DATASET Start Marker
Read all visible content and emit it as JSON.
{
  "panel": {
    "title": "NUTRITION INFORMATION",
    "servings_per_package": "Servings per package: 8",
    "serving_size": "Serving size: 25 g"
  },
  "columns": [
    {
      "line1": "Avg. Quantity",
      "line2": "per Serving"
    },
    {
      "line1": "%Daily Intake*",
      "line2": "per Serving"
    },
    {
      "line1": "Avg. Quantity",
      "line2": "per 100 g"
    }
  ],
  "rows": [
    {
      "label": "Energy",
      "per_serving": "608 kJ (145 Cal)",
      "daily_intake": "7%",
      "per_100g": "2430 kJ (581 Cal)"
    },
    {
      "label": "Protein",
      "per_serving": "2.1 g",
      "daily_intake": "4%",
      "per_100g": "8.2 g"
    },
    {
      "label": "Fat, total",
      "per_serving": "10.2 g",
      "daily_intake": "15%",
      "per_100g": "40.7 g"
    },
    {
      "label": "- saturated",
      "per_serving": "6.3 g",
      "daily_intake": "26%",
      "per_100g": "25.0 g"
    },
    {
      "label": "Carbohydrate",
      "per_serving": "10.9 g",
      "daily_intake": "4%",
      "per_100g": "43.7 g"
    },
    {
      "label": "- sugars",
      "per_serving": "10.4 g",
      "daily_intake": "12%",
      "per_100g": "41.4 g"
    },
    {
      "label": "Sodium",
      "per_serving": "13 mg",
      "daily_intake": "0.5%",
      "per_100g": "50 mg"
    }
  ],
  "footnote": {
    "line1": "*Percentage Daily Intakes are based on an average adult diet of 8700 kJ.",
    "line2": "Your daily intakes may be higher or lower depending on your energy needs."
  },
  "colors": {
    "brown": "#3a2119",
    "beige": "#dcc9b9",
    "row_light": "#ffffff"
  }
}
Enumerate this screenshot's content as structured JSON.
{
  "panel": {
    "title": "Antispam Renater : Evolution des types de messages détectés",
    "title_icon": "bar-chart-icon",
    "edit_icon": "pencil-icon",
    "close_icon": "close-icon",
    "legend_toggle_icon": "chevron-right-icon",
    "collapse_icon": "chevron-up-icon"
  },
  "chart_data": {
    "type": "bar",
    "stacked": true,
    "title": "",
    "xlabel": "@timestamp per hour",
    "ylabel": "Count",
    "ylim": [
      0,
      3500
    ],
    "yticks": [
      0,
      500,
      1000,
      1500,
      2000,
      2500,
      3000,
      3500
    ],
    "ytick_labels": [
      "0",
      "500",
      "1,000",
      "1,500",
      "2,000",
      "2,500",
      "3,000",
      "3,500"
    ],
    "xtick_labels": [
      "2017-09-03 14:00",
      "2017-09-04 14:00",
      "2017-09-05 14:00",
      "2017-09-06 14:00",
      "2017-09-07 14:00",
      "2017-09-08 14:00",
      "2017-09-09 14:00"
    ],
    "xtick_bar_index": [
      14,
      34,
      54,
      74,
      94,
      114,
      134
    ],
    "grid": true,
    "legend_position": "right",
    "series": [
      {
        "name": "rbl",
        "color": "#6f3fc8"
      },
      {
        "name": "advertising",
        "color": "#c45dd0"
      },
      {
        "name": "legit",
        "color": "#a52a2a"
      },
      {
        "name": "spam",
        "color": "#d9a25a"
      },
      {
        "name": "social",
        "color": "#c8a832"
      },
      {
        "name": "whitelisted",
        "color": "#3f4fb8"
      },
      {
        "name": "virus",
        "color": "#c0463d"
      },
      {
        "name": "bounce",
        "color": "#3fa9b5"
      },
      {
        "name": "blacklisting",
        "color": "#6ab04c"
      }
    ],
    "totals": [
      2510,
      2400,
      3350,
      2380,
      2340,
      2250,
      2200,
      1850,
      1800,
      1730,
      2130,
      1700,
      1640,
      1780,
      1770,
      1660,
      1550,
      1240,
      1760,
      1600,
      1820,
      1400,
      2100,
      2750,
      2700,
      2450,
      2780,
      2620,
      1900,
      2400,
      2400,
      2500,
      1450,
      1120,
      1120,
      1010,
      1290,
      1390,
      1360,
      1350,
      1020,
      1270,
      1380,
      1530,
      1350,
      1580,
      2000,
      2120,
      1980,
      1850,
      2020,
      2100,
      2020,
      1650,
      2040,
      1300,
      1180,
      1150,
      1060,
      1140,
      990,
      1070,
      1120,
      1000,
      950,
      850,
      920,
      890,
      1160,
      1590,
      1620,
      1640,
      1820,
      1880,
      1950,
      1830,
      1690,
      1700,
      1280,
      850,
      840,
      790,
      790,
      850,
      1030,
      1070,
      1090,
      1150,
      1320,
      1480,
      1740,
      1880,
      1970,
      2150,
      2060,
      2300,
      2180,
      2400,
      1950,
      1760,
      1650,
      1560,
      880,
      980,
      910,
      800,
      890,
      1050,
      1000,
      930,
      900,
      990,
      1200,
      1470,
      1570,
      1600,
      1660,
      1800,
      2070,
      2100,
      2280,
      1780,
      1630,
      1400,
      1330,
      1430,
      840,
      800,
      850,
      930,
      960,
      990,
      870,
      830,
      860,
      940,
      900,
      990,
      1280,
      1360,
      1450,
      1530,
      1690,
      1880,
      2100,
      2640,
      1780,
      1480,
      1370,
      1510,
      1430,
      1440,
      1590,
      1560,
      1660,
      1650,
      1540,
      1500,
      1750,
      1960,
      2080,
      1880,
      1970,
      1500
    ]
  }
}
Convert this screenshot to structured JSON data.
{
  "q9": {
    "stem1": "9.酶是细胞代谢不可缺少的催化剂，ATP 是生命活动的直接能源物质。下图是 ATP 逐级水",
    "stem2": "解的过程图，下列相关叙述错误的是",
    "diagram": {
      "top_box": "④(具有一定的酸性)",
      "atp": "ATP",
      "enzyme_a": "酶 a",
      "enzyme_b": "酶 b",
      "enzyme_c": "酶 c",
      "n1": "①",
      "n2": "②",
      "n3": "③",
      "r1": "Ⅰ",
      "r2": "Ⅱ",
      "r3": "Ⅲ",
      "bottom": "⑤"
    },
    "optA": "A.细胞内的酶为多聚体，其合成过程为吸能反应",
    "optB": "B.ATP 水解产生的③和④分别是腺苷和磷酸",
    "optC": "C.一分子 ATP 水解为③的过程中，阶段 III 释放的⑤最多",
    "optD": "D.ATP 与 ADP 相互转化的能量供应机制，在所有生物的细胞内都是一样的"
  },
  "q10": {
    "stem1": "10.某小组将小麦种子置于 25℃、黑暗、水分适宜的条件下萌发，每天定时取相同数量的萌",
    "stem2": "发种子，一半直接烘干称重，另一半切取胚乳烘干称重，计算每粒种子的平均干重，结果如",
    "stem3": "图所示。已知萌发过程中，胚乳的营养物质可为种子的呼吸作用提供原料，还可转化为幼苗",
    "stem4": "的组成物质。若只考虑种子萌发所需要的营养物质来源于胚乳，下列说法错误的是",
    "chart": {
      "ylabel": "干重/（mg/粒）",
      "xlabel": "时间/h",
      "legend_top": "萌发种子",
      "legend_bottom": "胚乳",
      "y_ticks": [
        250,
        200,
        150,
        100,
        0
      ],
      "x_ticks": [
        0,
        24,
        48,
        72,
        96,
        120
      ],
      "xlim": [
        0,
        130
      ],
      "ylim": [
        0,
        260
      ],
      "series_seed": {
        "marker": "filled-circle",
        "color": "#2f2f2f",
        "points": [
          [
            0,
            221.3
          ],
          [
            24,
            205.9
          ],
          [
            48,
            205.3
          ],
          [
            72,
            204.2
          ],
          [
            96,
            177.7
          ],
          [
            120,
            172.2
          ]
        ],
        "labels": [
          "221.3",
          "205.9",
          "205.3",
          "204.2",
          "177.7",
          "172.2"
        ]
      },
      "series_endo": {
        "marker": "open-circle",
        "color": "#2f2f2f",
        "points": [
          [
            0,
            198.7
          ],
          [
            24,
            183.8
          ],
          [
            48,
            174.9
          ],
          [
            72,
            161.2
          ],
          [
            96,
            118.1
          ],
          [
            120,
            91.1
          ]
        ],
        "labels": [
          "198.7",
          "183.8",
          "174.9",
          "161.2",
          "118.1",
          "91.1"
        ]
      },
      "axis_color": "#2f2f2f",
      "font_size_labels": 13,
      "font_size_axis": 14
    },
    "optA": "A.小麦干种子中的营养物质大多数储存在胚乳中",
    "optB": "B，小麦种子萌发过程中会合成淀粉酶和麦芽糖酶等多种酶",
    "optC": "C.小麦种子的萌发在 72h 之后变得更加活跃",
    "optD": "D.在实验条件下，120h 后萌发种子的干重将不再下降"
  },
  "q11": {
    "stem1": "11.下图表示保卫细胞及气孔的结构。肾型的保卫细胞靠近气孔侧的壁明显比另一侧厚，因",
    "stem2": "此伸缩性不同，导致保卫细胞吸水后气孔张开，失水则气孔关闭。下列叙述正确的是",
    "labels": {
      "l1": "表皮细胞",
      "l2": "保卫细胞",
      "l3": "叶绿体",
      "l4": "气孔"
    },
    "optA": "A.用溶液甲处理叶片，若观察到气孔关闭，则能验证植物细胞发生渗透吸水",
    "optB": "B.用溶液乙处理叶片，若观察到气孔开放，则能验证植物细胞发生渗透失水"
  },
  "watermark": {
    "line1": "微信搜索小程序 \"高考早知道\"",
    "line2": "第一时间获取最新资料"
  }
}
DATASET End Marker
* THE PROBLEM *
Where a line of the data holds the word "optA", copy that line.

* ANSWER SECTION *
    "optA": "A.细胞内的酶为多聚体，其合成过程为吸能反应",
    "optA": "A.小麦干种子中的营养物质大多数储存在胚乳中",
    "optA": "A.用溶液甲处理叶片，若观察到气孔关闭，则能验证植物细胞发生渗透吸水",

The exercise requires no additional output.